Do this
All entries below are to be set down again, identical to the source.

Given records
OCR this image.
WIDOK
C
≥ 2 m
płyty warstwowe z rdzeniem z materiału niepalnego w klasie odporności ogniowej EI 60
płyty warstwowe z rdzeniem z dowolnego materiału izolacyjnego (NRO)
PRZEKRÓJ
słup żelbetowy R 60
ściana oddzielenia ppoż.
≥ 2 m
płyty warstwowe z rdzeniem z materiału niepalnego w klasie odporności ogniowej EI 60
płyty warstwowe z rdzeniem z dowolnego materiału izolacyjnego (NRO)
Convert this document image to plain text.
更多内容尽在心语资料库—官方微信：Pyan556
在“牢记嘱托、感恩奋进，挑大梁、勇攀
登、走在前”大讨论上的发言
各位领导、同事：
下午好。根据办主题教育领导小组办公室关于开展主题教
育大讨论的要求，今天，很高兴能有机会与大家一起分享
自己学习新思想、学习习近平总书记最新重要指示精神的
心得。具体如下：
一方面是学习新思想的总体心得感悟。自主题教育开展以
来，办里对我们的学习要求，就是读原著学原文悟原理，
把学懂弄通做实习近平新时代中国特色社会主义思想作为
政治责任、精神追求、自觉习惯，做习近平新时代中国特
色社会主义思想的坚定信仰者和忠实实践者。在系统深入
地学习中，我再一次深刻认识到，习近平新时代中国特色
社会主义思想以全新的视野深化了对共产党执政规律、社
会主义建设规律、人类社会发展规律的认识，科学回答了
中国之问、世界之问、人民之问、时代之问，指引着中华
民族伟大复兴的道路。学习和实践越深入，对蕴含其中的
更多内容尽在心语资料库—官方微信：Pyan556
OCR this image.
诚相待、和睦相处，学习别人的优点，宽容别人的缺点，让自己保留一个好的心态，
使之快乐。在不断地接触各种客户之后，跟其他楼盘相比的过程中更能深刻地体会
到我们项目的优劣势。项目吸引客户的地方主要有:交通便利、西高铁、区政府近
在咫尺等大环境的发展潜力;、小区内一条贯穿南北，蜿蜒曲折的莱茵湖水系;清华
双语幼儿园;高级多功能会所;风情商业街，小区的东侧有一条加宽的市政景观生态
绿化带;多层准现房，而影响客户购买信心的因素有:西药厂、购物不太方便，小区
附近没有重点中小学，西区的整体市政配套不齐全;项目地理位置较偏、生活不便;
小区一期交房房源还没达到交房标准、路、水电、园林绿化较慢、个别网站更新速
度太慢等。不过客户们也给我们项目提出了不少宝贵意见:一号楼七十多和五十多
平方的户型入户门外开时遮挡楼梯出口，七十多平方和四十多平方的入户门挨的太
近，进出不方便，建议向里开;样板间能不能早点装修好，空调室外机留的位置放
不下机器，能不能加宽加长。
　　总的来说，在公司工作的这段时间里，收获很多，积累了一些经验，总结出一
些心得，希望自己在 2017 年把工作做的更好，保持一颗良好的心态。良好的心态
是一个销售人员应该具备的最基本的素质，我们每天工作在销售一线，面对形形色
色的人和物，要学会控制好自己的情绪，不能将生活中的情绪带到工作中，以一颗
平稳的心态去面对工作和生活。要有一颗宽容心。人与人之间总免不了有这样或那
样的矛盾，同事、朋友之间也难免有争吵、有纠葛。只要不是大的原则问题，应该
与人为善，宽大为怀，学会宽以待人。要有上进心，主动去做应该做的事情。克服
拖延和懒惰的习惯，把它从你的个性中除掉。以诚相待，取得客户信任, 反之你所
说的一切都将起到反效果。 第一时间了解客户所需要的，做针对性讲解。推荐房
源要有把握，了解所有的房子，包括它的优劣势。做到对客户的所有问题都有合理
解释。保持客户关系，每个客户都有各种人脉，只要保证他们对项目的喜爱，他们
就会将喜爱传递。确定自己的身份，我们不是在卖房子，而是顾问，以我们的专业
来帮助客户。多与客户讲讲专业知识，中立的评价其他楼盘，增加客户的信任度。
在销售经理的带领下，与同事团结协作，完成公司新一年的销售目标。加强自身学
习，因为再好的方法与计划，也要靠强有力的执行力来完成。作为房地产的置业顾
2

Response
OCR this image.
WIDOK
C
≥ 2 m
płyty warstwowe z rdzeniem z materiału niepalnego w klasie odporności ogniowej EI 60
płyty warstwowe z rdzeniem z dowolnego materiału izolacyjnego (NRO)
PRZEKRÓJ
słup żelbetowy R 60
ściana oddzielenia ppoż.
≥ 2 m
płyty warstwowe z rdzeniem z materiału niepalnego w klasie odporności ogniowej EI 60
płyty warstwowe z rdzeniem z dowolnego materiału izolacyjnego (NRO)
Convert this document image to plain text.
更多内容尽在心语资料库—官方微信：Pyan556
在“牢记嘱托、感恩奋进，挑大梁、勇攀
登、走在前”大讨论上的发言
各位领导、同事：
下午好。根据办主题教育领导小组办公室关于开展主题教
育大讨论的要求，今天，很高兴能有机会与大家一起分享
自己学习新思想、学习习近平总书记最新重要指示精神的
心得。具体如下：
一方面是学习新思想的总体心得感悟。自主题教育开展以
来，办里对我们的学习要求，就是读原著学原文悟原理，
把学懂弄通做实习近平新时代中国特色社会主义思想作为
政治责任、精神追求、自觉习惯，做习近平新时代中国特
色社会主义思想的坚定信仰者和忠实实践者。在系统深入
地学习中，我再一次深刻认识到，习近平新时代中国特色
社会主义思想以全新的视野深化了对共产党执政规律、社
会主义建设规律、人类社会发展规律的认识，科学回答了
中国之问、世界之问、人民之问、时代之问，指引着中华
民族伟大复兴的道路。学习和实践越深入，对蕴含其中的
更多内容尽在心语资料库—官方微信：Pyan556
OCR this image.
诚相待、和睦相处，学习别人的优点，宽容别人的缺点，让自己保留一个好的心态，
使之快乐。在不断地接触各种客户之后，跟其他楼盘相比的过程中更能深刻地体会
到我们项目的优劣势。项目吸引客户的地方主要有:交通便利、西高铁、区政府近
在咫尺等大环境的发展潜力;、小区内一条贯穿南北，蜿蜒曲折的莱茵湖水系;清华
双语幼儿园;高级多功能会所;风情商业街，小区的东侧有一条加宽的市政景观生态
绿化带;多层准现房，而影响客户购买信心的因素有:西药厂、购物不太方便，小区
附近没有重点中小学，西区的整体市政配套不齐全;项目地理位置较偏、生活不便;
小区一期交房房源还没达到交房标准、路、水电、园林绿化较慢、个别网站更新速
度太慢等。不过客户们也给我们项目提出了不少宝贵意见:一号楼七十多和五十多
平方的户型入户门外开时遮挡楼梯出口，七十多平方和四十多平方的入户门挨的太
近，进出不方便，建议向里开;样板间能不能早点装修好，空调室外机留的位置放
不下机器，能不能加宽加长。
　　总的来说，在公司工作的这段时间里，收获很多，积累了一些经验，总结出一
些心得，希望自己在 2017 年把工作做的更好，保持一颗良好的心态。良好的心态
是一个销售人员应该具备的最基本的素质，我们每天工作在销售一线，面对形形色
色的人和物，要学会控制好自己的情绪，不能将生活中的情绪带到工作中，以一颗
平稳的心态去面对工作和生活。要有一颗宽容心。人与人之间总免不了有这样或那
样的矛盾，同事、朋友之间也难免有争吵、有纠葛。只要不是大的原则问题，应该
与人为善，宽大为怀，学会宽以待人。要有上进心，主动去做应该做的事情。克服
拖延和懒惰的习惯，把它从你的个性中除掉。以诚相待，取得客户信任, 反之你所
说的一切都将起到反效果。 第一时间了解客户所需要的，做针对性讲解。推荐房
源要有把握，了解所有的房子，包括它的优劣势。做到对客户的所有问题都有合理
解释。保持客户关系，每个客户都有各种人脉，只要保证他们对项目的喜爱，他们
就会将喜爱传递。确定自己的身份，我们不是在卖房子，而是顾问，以我们的专业
来帮助客户。多与客户讲讲专业知识，中立的评价其他楼盘，增加客户的信任度。
在销售经理的带领下，与同事团结协作，完成公司新一年的销售目标。加强自身学
习，因为再好的方法与计划，也要靠强有力的执行力来完成。作为房地产的置业顾
2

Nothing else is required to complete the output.